Work through the material below line by line and say how many lines include the word "للمجموع". Only the number, please.

━━━━━ Entries shown

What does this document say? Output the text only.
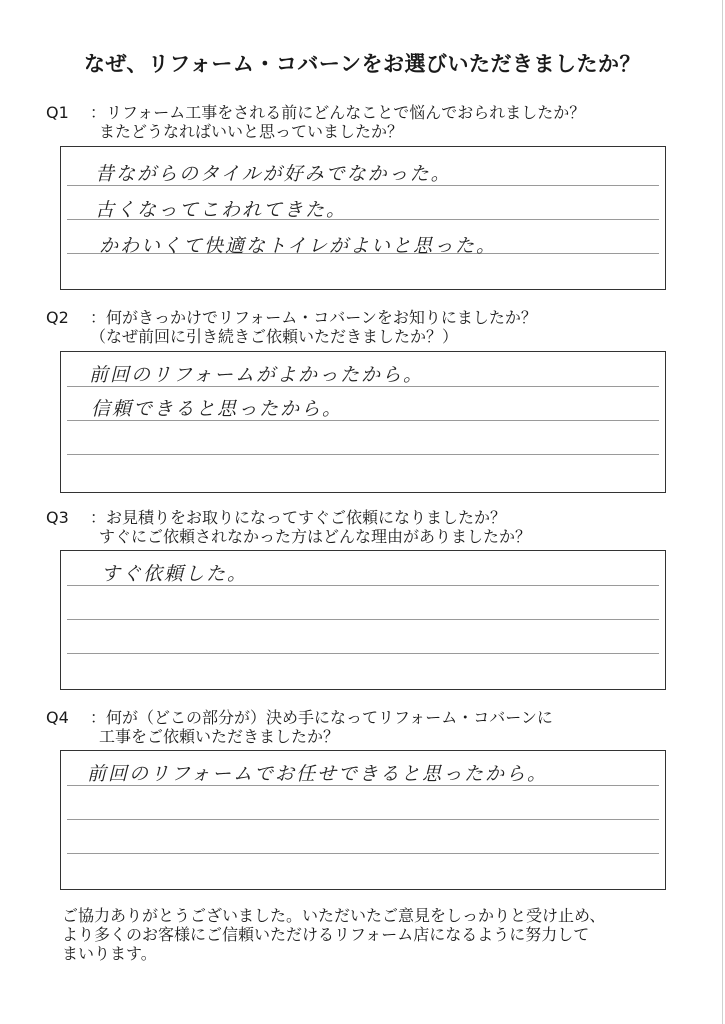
なぜ、リフォーム・コバーンをお選びいただきましたか？
Q1 ：リフォーム工事をされる前にどんなことで悩んでおられましたか？
またどうなればいいと思っていましたか？
昔ながらのタイルが好みでなかった。
古くなってこわれてきた。
かわいくて快適なトイレがよいと思った。
Q2 ：何がきっかけでリフォーム・コバーンをお知りにましたか？
（なぜ前回に引き続きご依頼いただきましたか？）
前回のリフォームがよかったから。
信頼できると思ったから。
Q3 ：お見積りをお取りになってすぐご依頼になりましたか？
すぐにご依頼されなかった方はどんな理由がありましたか？
すぐ依頼した。
Q4 ：何が（どこの部分が）決め手になってリフォーム・コバーンに
工事をご依頼いただきましたか？
前回のリフォームでお任せできると思ったから。
ご協力ありがとうございました。いただいたご意見をしっかりと受け止め、
より多くのお客様にご信頼いただけるリフォーム店になるように努力して
まいります。
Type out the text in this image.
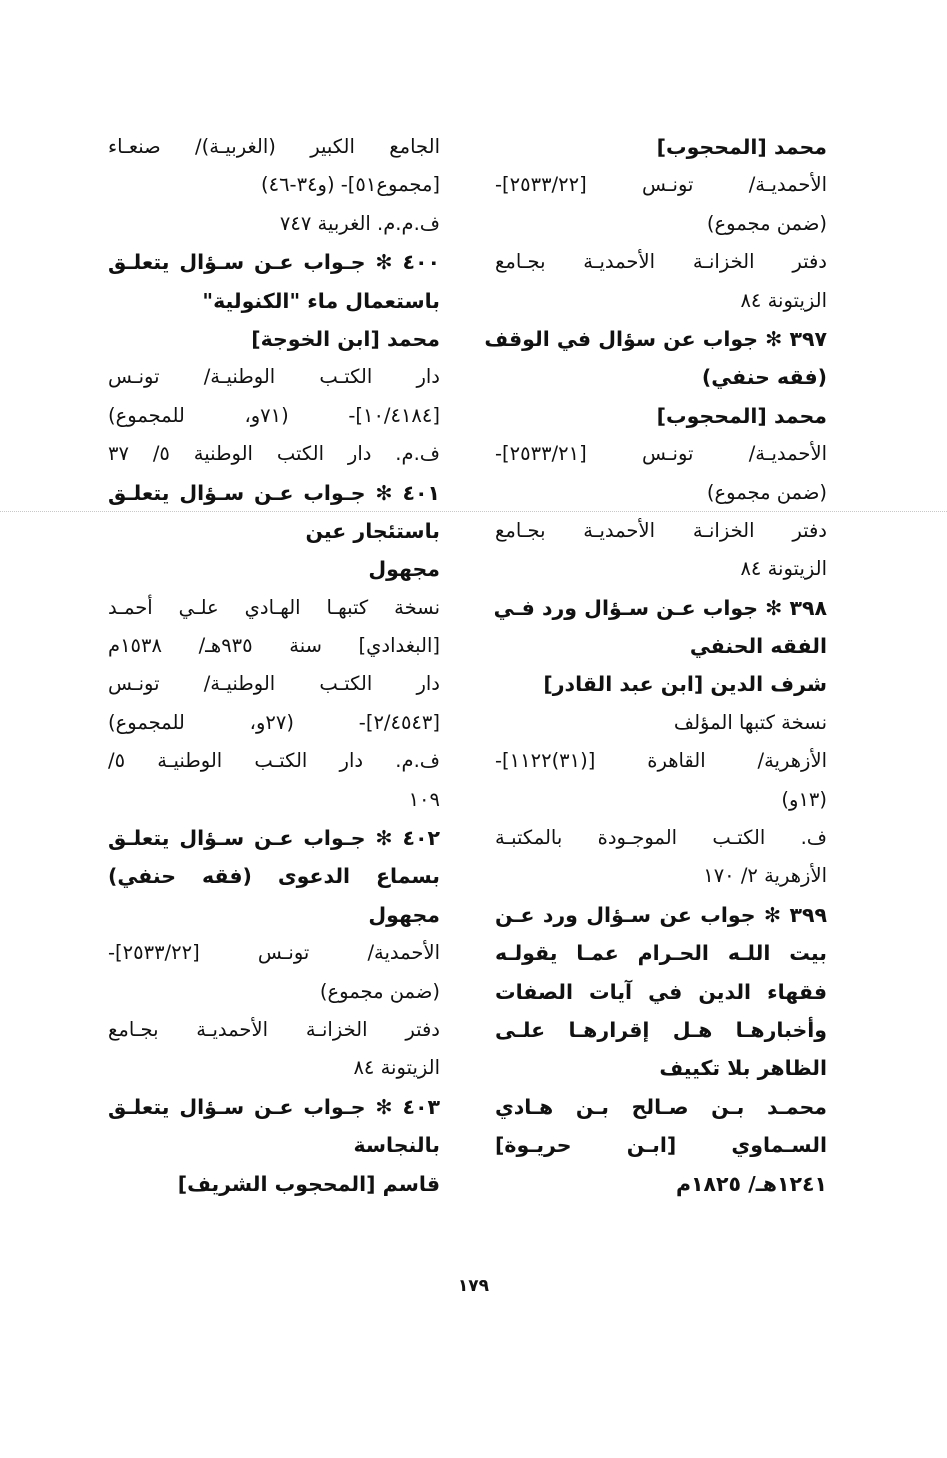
محمد [المحجوب]
الأحمديـة/ تونـس [٢٥٣٣/٢٢]-
(ضمن مجموع)
دفتر الخزانـة الأحمديـة بجـامع
الزيتونة ٨٤
٣٩٧ ✻ جواب عن سؤال في الوقف
(فقه حنفي)
محمد [المحجوب]
الأحمديـة/ تونـس [٢٥٣٣/٢١]-
(ضمن مجموع)
دفتر الخزانـة الأحمديـة بجـامع
الزيتونة ٨٤
٣٩٨ ✻ جواب عـن سـؤال ورد فـي
الفقه الحنفي
شرف الدين [ابن عبد القادر]
نسخة كتبها المؤلف
الأزهرية/ القاهرة [(٣١)١١٢٢]-
(١٣و)
ف. الكتـب الموجـودة بالمكتبـة
الأزهرية ٢/ ١٧٠
٣٩٩ ✻ جواب عن سـؤال ورد عـن
بيت اللـه الحـرام عمـا يقولـه
فقهاء الدين في آيات الصفات
وأخبارهـا هـل إقرارهـا علـى
الظاهر بلا تكييف
محمـد بـن صـالح بـن هـادي
السـماوي [ابـن حريـوة]
١٢٤١هـ/ ١٨٢٥م
الجامع الكبير (الغربيـة)/ صنعـاء
[مجموع٥١]- (و٣٤-٤٦)
ف.م.م. الغربية ٧٤٧
٤٠٠ ✻ جـواب عـن سـؤال يتعلـق
باستعمال ماء "الكنولية"
محمد [ابن الخوجة]
دار الكتـب الوطنيـة/ تونـس
[١٠/٤١٨٤]- (٧١و، للمجموع)
ف.م. دار الكتب الوطنية ٥/ ٣٧
٤٠١ ✻ جـواب عـن سـؤال يتعلـق
باستئجار عين
مجهول
نسخة كتبهـا الهـادي علـي أحمـد
[البغدادي] سنة ٩٣٥هـ/ ١٥٣٨م
دار الكتـب الوطنيـة/ تونـس
[٢/٤٥٤٣]- (٢٧و، للمجموع)
ف.م. دار الكتـب الوطنيـة ٥/
١٠٩
٤٠٢ ✻ جـواب عـن سـؤال يتعلـق
بسماع الدعوى (فقه حنفي)
مجهول
الأحمدية/ تونـس [٢٥٣٣/٢٢]-
(ضمن مجموع)
دفتر الخزانـة الأحمديـة بجـامع
الزيتونة ٨٤
٤٠٣ ✻ جـواب عـن سـؤال يتعلـق
بالنجاسة
قاسم [المحجوب الشريف]
١٧٩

━━━━━━━━━━

**The solution**. 2